- WRITTEN EXERCISE:
Each entry needs to be restated exactly as written.
--- start ---
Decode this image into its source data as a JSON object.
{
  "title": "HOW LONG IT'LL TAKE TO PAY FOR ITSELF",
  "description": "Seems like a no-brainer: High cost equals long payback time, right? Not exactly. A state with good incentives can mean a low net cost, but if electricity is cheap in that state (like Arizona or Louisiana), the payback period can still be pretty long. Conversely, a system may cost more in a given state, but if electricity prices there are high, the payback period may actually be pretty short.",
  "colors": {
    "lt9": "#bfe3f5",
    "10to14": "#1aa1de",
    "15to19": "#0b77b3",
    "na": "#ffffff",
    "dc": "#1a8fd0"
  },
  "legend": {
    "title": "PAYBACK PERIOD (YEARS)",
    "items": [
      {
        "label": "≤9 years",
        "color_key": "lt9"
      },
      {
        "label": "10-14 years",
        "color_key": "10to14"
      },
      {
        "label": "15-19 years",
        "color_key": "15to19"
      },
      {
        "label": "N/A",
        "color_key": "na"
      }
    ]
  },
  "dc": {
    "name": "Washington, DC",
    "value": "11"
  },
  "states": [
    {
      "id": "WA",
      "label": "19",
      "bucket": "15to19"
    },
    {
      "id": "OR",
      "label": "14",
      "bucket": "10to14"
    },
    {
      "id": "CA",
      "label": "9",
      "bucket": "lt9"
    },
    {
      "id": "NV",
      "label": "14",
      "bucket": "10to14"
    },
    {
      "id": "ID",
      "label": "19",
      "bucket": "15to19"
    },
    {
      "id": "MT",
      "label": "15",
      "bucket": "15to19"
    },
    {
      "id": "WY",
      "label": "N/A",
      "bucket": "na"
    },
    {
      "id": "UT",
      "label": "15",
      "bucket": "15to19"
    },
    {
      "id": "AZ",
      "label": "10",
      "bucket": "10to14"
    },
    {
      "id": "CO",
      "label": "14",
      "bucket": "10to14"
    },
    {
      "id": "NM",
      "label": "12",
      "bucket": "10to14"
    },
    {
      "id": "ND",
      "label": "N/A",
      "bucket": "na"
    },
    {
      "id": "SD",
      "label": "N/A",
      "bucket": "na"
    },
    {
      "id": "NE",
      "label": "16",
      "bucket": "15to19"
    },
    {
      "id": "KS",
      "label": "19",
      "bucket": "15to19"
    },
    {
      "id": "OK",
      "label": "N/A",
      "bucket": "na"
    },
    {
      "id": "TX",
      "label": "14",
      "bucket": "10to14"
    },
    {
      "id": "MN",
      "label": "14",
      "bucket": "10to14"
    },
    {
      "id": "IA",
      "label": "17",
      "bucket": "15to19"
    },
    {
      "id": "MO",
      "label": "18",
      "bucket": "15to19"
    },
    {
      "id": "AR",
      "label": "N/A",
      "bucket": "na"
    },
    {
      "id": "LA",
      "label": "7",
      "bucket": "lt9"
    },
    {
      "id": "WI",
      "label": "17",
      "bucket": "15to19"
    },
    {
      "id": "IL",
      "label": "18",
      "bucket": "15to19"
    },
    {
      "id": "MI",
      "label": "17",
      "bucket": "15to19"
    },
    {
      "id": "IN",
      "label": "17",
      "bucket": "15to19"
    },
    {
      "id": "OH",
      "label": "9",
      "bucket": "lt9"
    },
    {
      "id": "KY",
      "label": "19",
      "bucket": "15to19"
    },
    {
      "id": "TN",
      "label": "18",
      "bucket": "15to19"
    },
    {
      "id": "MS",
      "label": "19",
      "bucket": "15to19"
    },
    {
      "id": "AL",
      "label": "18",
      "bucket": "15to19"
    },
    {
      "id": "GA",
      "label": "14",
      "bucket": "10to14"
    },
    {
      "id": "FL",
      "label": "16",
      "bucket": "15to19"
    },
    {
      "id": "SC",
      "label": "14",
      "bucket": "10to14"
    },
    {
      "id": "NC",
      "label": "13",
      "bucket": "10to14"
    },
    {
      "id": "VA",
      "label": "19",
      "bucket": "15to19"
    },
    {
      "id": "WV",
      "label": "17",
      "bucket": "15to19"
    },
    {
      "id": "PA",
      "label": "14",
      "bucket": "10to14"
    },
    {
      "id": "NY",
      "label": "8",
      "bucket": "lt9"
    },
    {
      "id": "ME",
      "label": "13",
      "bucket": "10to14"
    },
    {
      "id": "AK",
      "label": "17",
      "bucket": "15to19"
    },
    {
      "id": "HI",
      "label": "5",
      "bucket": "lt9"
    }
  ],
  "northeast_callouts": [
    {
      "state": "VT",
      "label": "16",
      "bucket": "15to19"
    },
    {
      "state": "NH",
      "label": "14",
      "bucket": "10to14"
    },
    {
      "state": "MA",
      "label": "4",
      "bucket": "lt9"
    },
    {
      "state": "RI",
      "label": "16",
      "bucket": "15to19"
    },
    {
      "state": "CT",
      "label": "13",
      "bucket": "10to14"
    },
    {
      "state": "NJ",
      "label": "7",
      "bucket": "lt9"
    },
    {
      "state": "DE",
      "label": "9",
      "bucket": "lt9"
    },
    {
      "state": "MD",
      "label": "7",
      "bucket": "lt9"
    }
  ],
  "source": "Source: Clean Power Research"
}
--- end ---
- FINISHED ANSWER:
Decode this image into its source data as a JSON object.
{
  "title": "HOW LONG IT'LL TAKE TO PAY FOR ITSELF",
  "description": "Seems like a no-brainer: High cost equals long payback time, right? Not exactly. A state with good incentives can mean a low net cost, but if electricity is cheap in that state (like Arizona or Louisiana), the payback period can still be pretty long. Conversely, a system may cost more in a given state, but if electricity prices there are high, the payback period may actually be pretty short.",
  "colors": {
    "lt9": "#bfe3f5",
    "10to14": "#1aa1de",
    "15to19": "#0b77b3",
    "na": "#ffffff",
    "dc": "#1a8fd0"
  },
  "legend": {
    "title": "PAYBACK PERIOD (YEARS)",
    "items": [
      {
        "label": "≤9 years",
        "color_key": "lt9"
      },
      {
        "label": "10-14 years",
        "color_key": "10to14"
      },
      {
        "label": "15-19 years",
        "color_key": "15to19"
      },
      {
        "label": "N/A",
        "color_key": "na"
      }
    ]
  },
  "dc": {
    "name": "Washington, DC",
    "value": "11"
  },
  "states": [
    {
      "id": "WA",
      "label": "19",
      "bucket": "15to19"
    },
    {
      "id": "OR",
      "label": "14",
      "bucket": "10to14"
    },
    {
      "id": "CA",
      "label": "9",
      "bucket": "lt9"
    },
    {
      "id": "NV",
      "label": "14",
      "bucket": "10to14"
    },
    {
      "id": "ID",
      "label": "19",
      "bucket": "15to19"
    },
    {
      "id": "MT",
      "label": "15",
      "bucket": "15to19"
    },
    {
      "id": "WY",
      "label": "N/A",
      "bucket": "na"
    },
    {
      "id": "UT",
      "label": "15",
      "bucket": "15to19"
    },
    {
      "id": "AZ",
      "label": "10",
      "bucket": "10to14"
    },
    {
      "id": "CO",
      "label": "14",
      "bucket": "10to14"
    },
    {
      "id": "NM",
      "label": "12",
      "bucket": "10to14"
    },
    {
      "id": "ND",
      "label": "N/A",
      "bucket": "na"
    },
    {
      "id": "SD",
      "label": "N/A",
      "bucket": "na"
    },
    {
      "id": "NE",
      "label": "16",
      "bucket": "15to19"
    },
    {
      "id": "KS",
      "label": "19",
      "bucket": "15to19"
    },
    {
      "id": "OK",
      "label": "N/A",
      "bucket": "na"
    },
    {
      "id": "TX",
      "label": "14",
      "bucket": "10to14"
    },
    {
      "id": "MN",
      "label": "14",
      "bucket": "10to14"
    },
    {
      "id": "IA",
      "label": "17",
      "bucket": "15to19"
    },
    {
      "id": "MO",
      "label": "18",
      "bucket": "15to19"
    },
    {
      "id": "AR",
      "label": "N/A",
      "bucket": "na"
    },
    {
      "id": "LA",
      "label": "7",
      "bucket": "lt9"
    },
    {
      "id": "WI",
      "label": "17",
      "bucket": "15to19"
    },
    {
      "id": "IL",
      "label": "18",
      "bucket": "15to19"
    },
    {
      "id": "MI",
      "label": "17",
      "bucket": "15to19"
    },
    {
      "id": "IN",
      "label": "17",
      "bucket": "15to19"
    },
    {
      "id": "OH",
      "label": "9",
      "bucket": "lt9"
    },
    {
      "id": "KY",
      "label": "19",
      "bucket": "15to19"
    },
    {
      "id": "TN",
      "label": "18",
      "bucket": "15to19"
    },
    {
      "id": "MS",
      "label": "19",
      "bucket": "15to19"
    },
    {
      "id": "AL",
      "label": "18",
      "bucket": "15to19"
    },
    {
      "id": "GA",
      "label": "14",
      "bucket": "10to14"
    },
    {
      "id": "FL",
      "label": "16",
      "bucket": "15to19"
    },
    {
      "id": "SC",
      "label": "14",
      "bucket": "10to14"
    },
    {
      "id": "NC",
      "label": "13",
      "bucket": "10to14"
    },
    {
      "id": "VA",
      "label": "19",
      "bucket": "15to19"
    },
    {
      "id": "WV",
      "label": "17",
      "bucket": "15to19"
    },
    {
      "id": "PA",
      "label": "14",
      "bucket": "10to14"
    },
    {
      "id": "NY",
      "label": "8",
      "bucket": "lt9"
    },
    {
      "id": "ME",
      "label": "13",
      "bucket": "10to14"
    },
    {
      "id": "AK",
      "label": "17",
      "bucket": "15to19"
    },
    {
      "id": "HI",
      "label": "5",
      "bucket": "lt9"
    }
  ],
  "northeast_callouts": [
    {
      "state": "VT",
      "label": "16",
      "bucket": "15to19"
    },
    {
      "state": "NH",
      "label": "14",
      "bucket": "10to14"
    },
    {
      "state": "MA",
      "label": "4",
      "bucket": "lt9"
    },
    {
      "state": "RI",
      "label": "16",
      "bucket": "15to19"
    },
    {
      "state": "CT",
      "label": "13",
      "bucket": "10to14"
    },
    {
      "state": "NJ",
      "label": "7",
      "bucket": "lt9"
    },
    {
      "state": "DE",
      "label": "9",
      "bucket": "lt9"
    },
    {
      "state": "MD",
      "label": "7",
      "bucket": "lt9"
    }
  ],
  "source": "Source: Clean Power Research"
}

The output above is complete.